_SOURCE EXCERPT_

- - -

What would it mean, for example, for an American to recognize the atrocities against the Red man? Or the violence that lies at its origins (slavery and segregation)? Or for the Pakistanis to bear witness to the horrors committed against what was then East Pakistan?

Without a sense of shame is there only the posturing of the isolated ego and its defence mechanisms? (Of course, 'shame' itself has often been shameless..honour killings are just one example).



Monday, February 13, 2017

you cannot be serious

Your failure to understand much stems from what, precisely?

"Everyone who has to contend with unbelief should be advised that he ought not to take his own unbelief too seriously. Only faith is to be taken seriously."
--K. Barth.

There is great weight in those words and yet they are, at the same time, liberating.

There is sometimes a lot of pressure on Muslims to speak out against the cruelty and barbarism inflicted by the radicals. I can somewhat understand that and yet, at the same time, it has to be asked: Who is my brother? I barely take responsibility for myself-in practical terms-so why extend it to anyone else? Escapism? Perhaps. But why draw yourself to the world in an inappropriate manner, or why further than necessary?

You live a life at odds with yourself, a life in which you do not give enough serious attention to what is required. Avoid the easy consolations of talking about the falseness of 'the world'. But also avoid thinking there is only an 'inner' truth. To speak up against or resist, in some manner, the ugliness of a Trump or a fundamentalist is not, I think, to become 'politicized'. Is there such a thing as neutrality here?

Sometimes we take ourselves too seriously, with all the attendant deceptions. And this false seriousness is really, ultimately, a form of childishness: a demand for recognition, an assumption that, on our own or by our own lights, we can reach maturity. 

But to be childish in another way (Blake?) is to take faith seriously. I think Bob would like this: to acknowledge the self is groundless. You respond to a call or you don't. To the extent that you do there is a self.

"The task of learning is to be at home in the distance within which we live."
--Gadamer.

Sunday, February 12, 2017

The blessings of the sun

I sit for at least two hours out in the sun, usually under a tree, the natural light warm on my skin, my hands darkening with time...

I usually have something to read but am constantly interrupted by colleagues who see me on the bench and immediately come to sit down next to me and chat. I don't mind that at all..I'm only drifting anyway, and it is interesting to listen to what's on people's minds. It's usually frivolous and so that helps put things into context for you. Your own trivial consternation, for example. 

It is hard not to think of how everything is really floating, despite the apparent solidity. The sun, the trees, the ancient cycle that brings the late afternoon breeze back this way at this time of the year. And about how what preoccupies us is really very often of no account, of little relevance, that is, to what is most enduring in our being. Which 'I' do you talk about?

- - -

_DATA EXCERPTS_
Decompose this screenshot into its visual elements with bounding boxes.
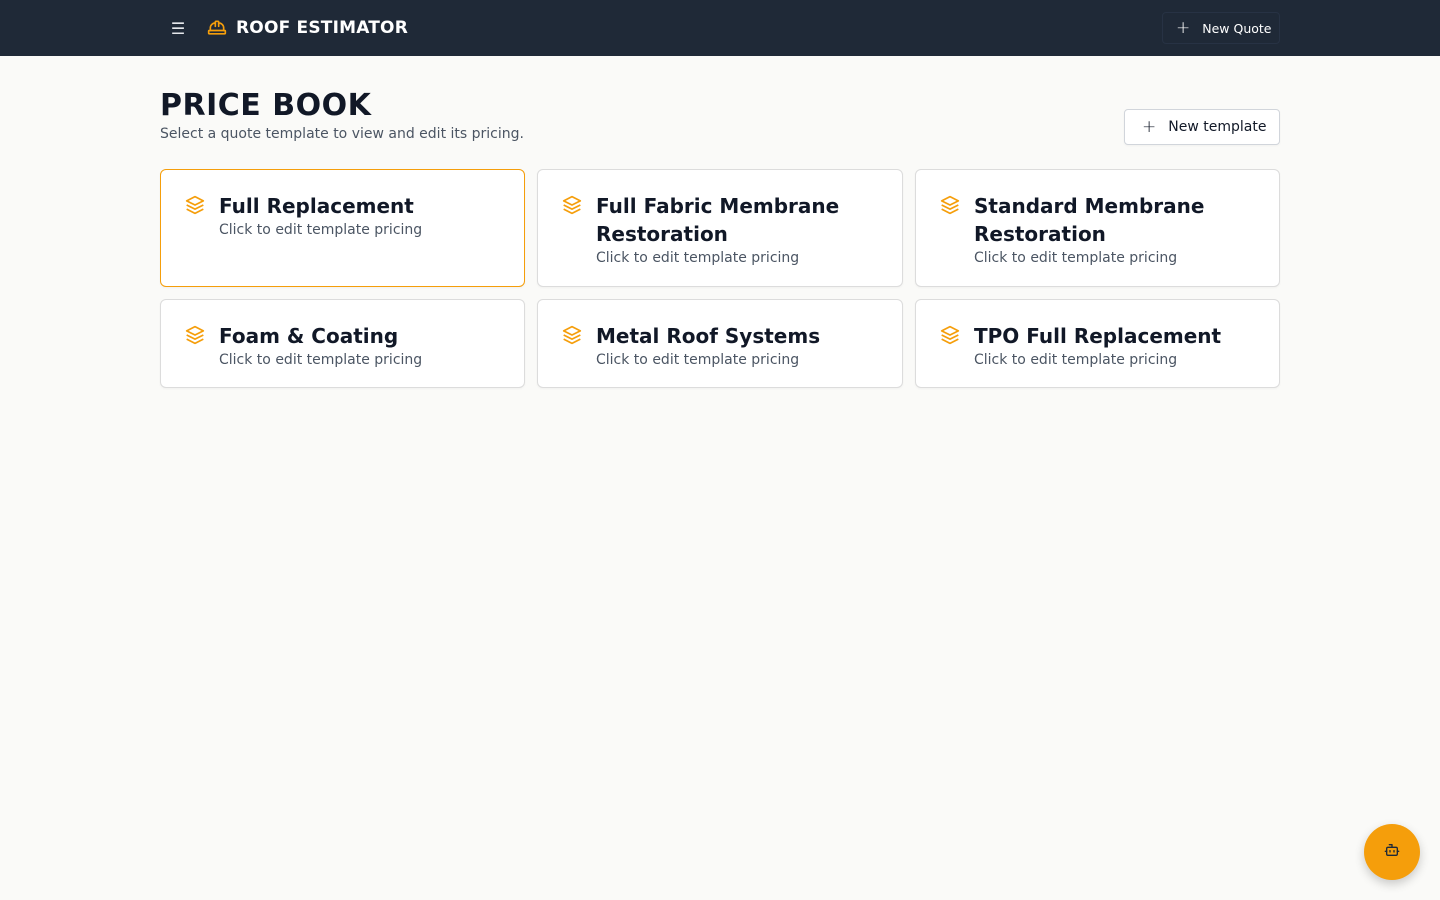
template-card-standard-membrane-restoration[interactable]: Standard Membrane Restoration Click to e… — [915, 169, 1280, 287]
page-subtitle: Select a quote template to view and edit… — [160, 126, 524, 142]
assistant-fab-button[interactable] — [1364, 824, 1420, 880]
template-title: TPO Full Replacement — [974, 324, 1222, 348]
template-card-full-replacement[interactable]: Full Replacement Click to edit template … — [160, 169, 525, 287]
template-description: Click to edit template pricing — [219, 352, 423, 368]
template-card-tpo-full-replacement[interactable]: TPO Full Replacement Click to edit templ… — [915, 299, 1280, 388]
top-bar: ☰ ROOF ESTIMATOR + New Quote — [0, 0, 1440, 56]
new-template-button[interactable]: + New template — [1124, 109, 1280, 145]
template-card-full-fabric-membrane-restoration[interactable]: Full Fabric Membrane Restoration Click t… — [537, 169, 903, 287]
layers-icon — [940, 195, 960, 215]
template-title: Foam & Coating — [219, 324, 399, 348]
plus-icon: + — [1142, 116, 1157, 137]
new-quote-label: New Quote — [1202, 20, 1272, 36]
layers-icon — [940, 325, 960, 345]
template-card-metal-roof-systems[interactable]: Metal Roof Systems Click to edit templat… — [537, 299, 903, 388]
layers-icon — [185, 195, 205, 215]
template-description: Click to edit template pricing — [974, 352, 1178, 368]
brand: ROOF ESTIMATOR — [207, 0, 408, 56]
new-template-label: New template — [1168, 119, 1267, 135]
template-description: Click to edit template pricing — [219, 222, 423, 238]
page-title: PRICE BOOK — [160, 88, 372, 123]
template-description: Click to edit template pricing — [974, 250, 1178, 266]
template-title: Full Replacement — [219, 194, 414, 218]
template-title: Full Fabric Membrane Restoration — [596, 194, 840, 246]
menu-button[interactable]: ☰ — [164, 14, 192, 42]
layers-icon — [562, 195, 582, 215]
template-grid: Full Replacement Click to edit template … — [160, 169, 1280, 388]
template-description: Click to edit template pricing — [596, 250, 800, 266]
plus-icon: + — [1176, 17, 1191, 38]
template-card-foam-coating[interactable]: Foam & Coating Click to edit template pr… — [160, 299, 525, 388]
new-quote-button[interactable]: + New Quote — [1162, 12, 1280, 44]
hamburger-icon: ☰ — [170, 18, 186, 38]
app-title: ROOF ESTIMATOR — [236, 18, 408, 38]
template-title: Standard Membrane Restoration — [974, 194, 1205, 246]
hard-hat-icon — [207, 18, 227, 38]
template-description: Click to edit template pricing — [596, 352, 800, 368]
layers-icon — [562, 325, 582, 345]
layers-icon — [185, 325, 205, 345]
bot-icon — [1384, 842, 1400, 862]
template-title: Metal Roof Systems — [596, 324, 821, 348]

- - -

In the blog excerpt, how long does the writer sit out in the sun, and usually where? Please answer in one sentence.

_RESULT OF THE EXERCISE_
The writer sits out in the sun for at least two hours, usually under a tree.